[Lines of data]
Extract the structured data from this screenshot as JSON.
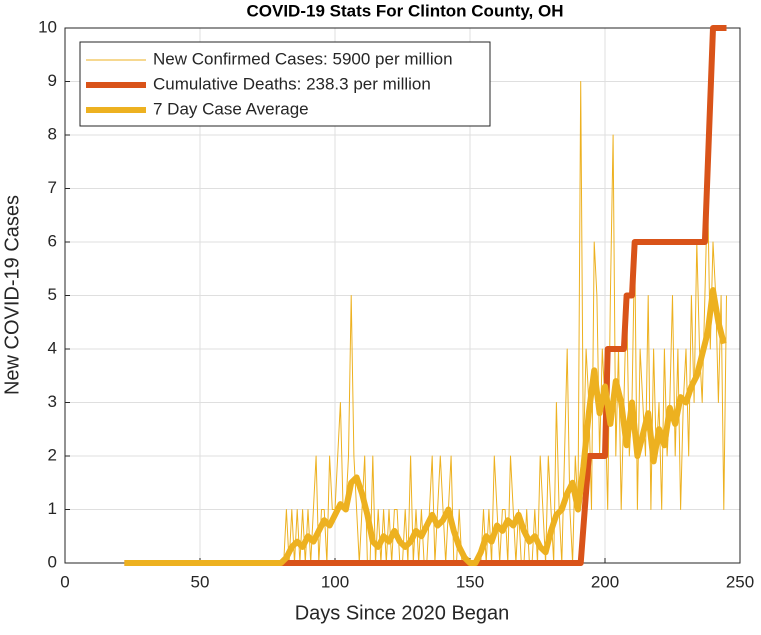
{
  "chart_data": {
    "type": "line",
    "title": "COVID-19 Stats For Clinton County, OH",
    "xlabel": "Days Since 2020 Began",
    "ylabel": "New COVID-19 Cases",
    "xlim": [
      0,
      250
    ],
    "xticks": [
      0,
      50,
      100,
      150,
      200,
      250
    ],
    "ylim": [
      0,
      10
    ],
    "yticks": [
      0,
      1,
      2,
      3,
      4,
      5,
      6,
      7,
      8,
      9,
      10
    ],
    "grid": true,
    "legend": "upper-left",
    "series": [
      {
        "name": "New Confirmed Cases: 5900 per million",
        "color": "#EDB120",
        "width": 1,
        "x": [
          22,
          80,
          81,
          82,
          83,
          84,
          85,
          86,
          87,
          88,
          89,
          90,
          91,
          92,
          93,
          94,
          95,
          96,
          97,
          98,
          99,
          100,
          101,
          102,
          103,
          104,
          105,
          106,
          107,
          108,
          109,
          110,
          111,
          112,
          113,
          114,
          115,
          116,
          117,
          118,
          119,
          120,
          121,
          122,
          123,
          124,
          125,
          126,
          127,
          128,
          129,
          130,
          131,
          132,
          133,
          134,
          135,
          136,
          137,
          138,
          139,
          140,
          141,
          142,
          143,
          144,
          145,
          146,
          147,
          148,
          149,
          150,
          151,
          152,
          153,
          154,
          155,
          156,
          157,
          158,
          159,
          160,
          161,
          162,
          163,
          164,
          165,
          166,
          167,
          168,
          169,
          170,
          171,
          172,
          173,
          174,
          175,
          176,
          177,
          178,
          179,
          180,
          181,
          182,
          183,
          184,
          185,
          186,
          187,
          188,
          189,
          190,
          191,
          192,
          193,
          194,
          195,
          196,
          197,
          198,
          199,
          200,
          201,
          202,
          203,
          204,
          205,
          206,
          207,
          208,
          209,
          210,
          211,
          212,
          213,
          214,
          215,
          216,
          217,
          218,
          219,
          220,
          221,
          222,
          223,
          224,
          225,
          226,
          227,
          228,
          229,
          230,
          231,
          232,
          233,
          234,
          235,
          236,
          237,
          238,
          239,
          240,
          241,
          242,
          243,
          244,
          245
        ],
        "values": [
          0,
          0,
          0,
          1,
          0,
          1,
          0,
          1,
          0,
          1,
          0,
          1,
          0,
          1,
          2,
          0,
          1,
          1,
          0,
          2,
          1,
          1,
          2,
          3,
          1,
          1,
          2,
          5,
          2,
          1,
          0,
          1,
          2,
          0,
          0,
          2,
          0,
          1,
          0,
          1,
          0,
          1,
          0,
          1,
          1,
          0,
          0,
          1,
          0,
          2,
          0,
          1,
          0,
          1,
          0,
          0,
          1,
          2,
          0,
          1,
          2,
          1,
          0,
          1,
          2,
          0,
          0,
          1,
          0,
          0,
          0,
          0,
          0,
          0,
          0,
          0,
          1,
          0,
          1,
          0,
          2,
          1,
          0,
          1,
          1,
          0,
          2,
          1,
          0,
          1,
          0,
          0,
          1,
          0,
          0,
          1,
          0,
          2,
          1,
          0,
          2,
          1,
          0,
          3,
          1,
          0,
          2,
          4,
          1,
          0,
          2,
          1,
          9,
          2,
          4,
          3,
          1,
          6,
          5,
          2,
          4,
          3,
          1,
          5,
          8,
          2,
          4,
          1,
          3,
          5,
          2,
          3,
          6,
          1,
          4,
          3,
          2,
          5,
          1,
          4,
          2,
          3,
          1,
          4,
          2,
          3,
          5,
          2,
          4,
          1,
          3,
          4,
          2,
          5,
          3,
          6,
          4,
          3,
          5,
          7,
          4,
          6,
          5,
          3,
          5,
          1,
          5
        ]
      },
      {
        "name": "Cumulative Deaths: 238.3 per million",
        "color": "#D95319",
        "width": 6,
        "x": [
          22,
          191,
          194,
          200,
          201,
          207,
          208,
          210,
          211,
          237,
          240,
          245
        ],
        "values": [
          0,
          0,
          2,
          2,
          4,
          4,
          5,
          5,
          6,
          6,
          10,
          10
        ]
      },
      {
        "name": "7 Day Case Average",
        "color": "#EDB120",
        "width": 6,
        "x": [
          22,
          80,
          82,
          84,
          86,
          88,
          90,
          92,
          94,
          96,
          98,
          100,
          102,
          104,
          106,
          108,
          110,
          112,
          114,
          116,
          118,
          120,
          122,
          124,
          126,
          128,
          130,
          132,
          134,
          136,
          138,
          140,
          142,
          144,
          146,
          148,
          150,
          152,
          154,
          156,
          158,
          160,
          162,
          164,
          166,
          168,
          170,
          172,
          174,
          176,
          178,
          180,
          182,
          184,
          186,
          188,
          190,
          192,
          194,
          196,
          198,
          200,
          202,
          204,
          206,
          208,
          210,
          212,
          214,
          216,
          218,
          220,
          222,
          224,
          226,
          228,
          230,
          232,
          234,
          236,
          238,
          240,
          242,
          244
        ],
        "values": [
          0,
          0,
          0.1,
          0.3,
          0.4,
          0.3,
          0.5,
          0.4,
          0.6,
          0.8,
          0.7,
          0.9,
          1.1,
          1.0,
          1.5,
          1.6,
          1.3,
          0.9,
          0.4,
          0.3,
          0.5,
          0.4,
          0.6,
          0.4,
          0.3,
          0.4,
          0.6,
          0.5,
          0.7,
          0.9,
          0.7,
          0.8,
          1.0,
          0.6,
          0.3,
          0.1,
          0,
          0,
          0.2,
          0.5,
          0.4,
          0.7,
          0.6,
          0.8,
          0.7,
          0.9,
          0.6,
          0.4,
          0.5,
          0.3,
          0.2,
          0.6,
          0.9,
          1.0,
          1.3,
          1.5,
          1.0,
          1.8,
          2.8,
          3.6,
          2.8,
          3.3,
          2.6,
          3.4,
          3.0,
          2.2,
          3.0,
          2.0,
          2.4,
          2.8,
          1.9,
          2.5,
          2.2,
          2.9,
          2.6,
          3.1,
          3.0,
          3.3,
          3.5,
          3.9,
          4.3,
          5.1,
          4.5,
          4.1
        ]
      }
    ]
  }
}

*Problem details*
In the entries above, find lines with "Cases" and copy each.

*Response to the exercise*
    "ylabel": "New COVID-19 Cases",
        "name": "New Confirmed Cases: 5900 per million",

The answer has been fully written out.